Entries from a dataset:
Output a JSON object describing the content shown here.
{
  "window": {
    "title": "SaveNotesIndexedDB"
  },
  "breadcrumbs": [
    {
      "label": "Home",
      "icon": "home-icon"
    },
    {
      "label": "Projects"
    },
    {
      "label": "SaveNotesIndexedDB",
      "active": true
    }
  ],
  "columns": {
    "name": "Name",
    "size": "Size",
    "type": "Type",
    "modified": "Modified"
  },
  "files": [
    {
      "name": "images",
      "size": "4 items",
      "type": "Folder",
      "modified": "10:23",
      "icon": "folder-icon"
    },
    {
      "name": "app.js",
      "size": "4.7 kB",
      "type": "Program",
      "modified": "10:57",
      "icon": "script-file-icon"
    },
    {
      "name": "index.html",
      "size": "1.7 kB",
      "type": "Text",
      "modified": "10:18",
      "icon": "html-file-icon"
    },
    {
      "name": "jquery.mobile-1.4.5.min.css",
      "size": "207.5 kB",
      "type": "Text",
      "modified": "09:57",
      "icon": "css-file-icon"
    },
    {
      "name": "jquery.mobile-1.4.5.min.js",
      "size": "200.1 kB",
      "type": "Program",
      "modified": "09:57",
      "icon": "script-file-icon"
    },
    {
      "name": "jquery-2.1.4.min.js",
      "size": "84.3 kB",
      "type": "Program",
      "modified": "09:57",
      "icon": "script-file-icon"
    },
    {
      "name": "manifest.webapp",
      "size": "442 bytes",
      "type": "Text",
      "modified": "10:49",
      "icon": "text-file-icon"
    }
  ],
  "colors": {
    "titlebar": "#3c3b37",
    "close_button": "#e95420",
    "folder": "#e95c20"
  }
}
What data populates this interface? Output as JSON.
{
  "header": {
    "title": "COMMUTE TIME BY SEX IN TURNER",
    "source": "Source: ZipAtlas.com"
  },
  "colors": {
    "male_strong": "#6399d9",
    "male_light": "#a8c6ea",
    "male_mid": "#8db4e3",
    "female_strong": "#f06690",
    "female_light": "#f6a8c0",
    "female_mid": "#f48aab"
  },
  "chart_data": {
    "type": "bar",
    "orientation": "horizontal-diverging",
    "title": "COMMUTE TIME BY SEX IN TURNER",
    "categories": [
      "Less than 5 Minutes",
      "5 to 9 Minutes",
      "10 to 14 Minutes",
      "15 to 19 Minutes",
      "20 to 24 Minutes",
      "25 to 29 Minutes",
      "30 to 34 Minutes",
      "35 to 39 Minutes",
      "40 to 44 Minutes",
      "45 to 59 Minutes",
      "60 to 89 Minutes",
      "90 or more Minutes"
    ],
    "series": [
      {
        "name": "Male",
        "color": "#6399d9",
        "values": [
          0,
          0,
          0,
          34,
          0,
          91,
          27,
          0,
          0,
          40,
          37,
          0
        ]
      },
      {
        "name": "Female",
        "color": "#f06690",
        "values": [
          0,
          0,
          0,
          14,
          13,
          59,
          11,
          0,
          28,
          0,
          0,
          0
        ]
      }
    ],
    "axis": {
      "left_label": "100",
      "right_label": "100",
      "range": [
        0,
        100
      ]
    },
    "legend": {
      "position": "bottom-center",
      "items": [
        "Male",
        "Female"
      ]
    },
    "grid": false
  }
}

### What you are asked to do
Search the records for the word "Minutes", then list every line that has it.

### Solved problem
      "Less than 5 Minutes",
      "5 to 9 Minutes",
      "10 to 14 Minutes",
      "15 to 19 Minutes",
      "20 to 24 Minutes",
      "25 to 29 Minutes",
      "30 to 34 Minutes",
      "35 to 39 Minutes",
      "40 to 44 Minutes",
      "45 to 59 Minutes",
      "60 to 89 Minutes",
      "90 or more Minutes"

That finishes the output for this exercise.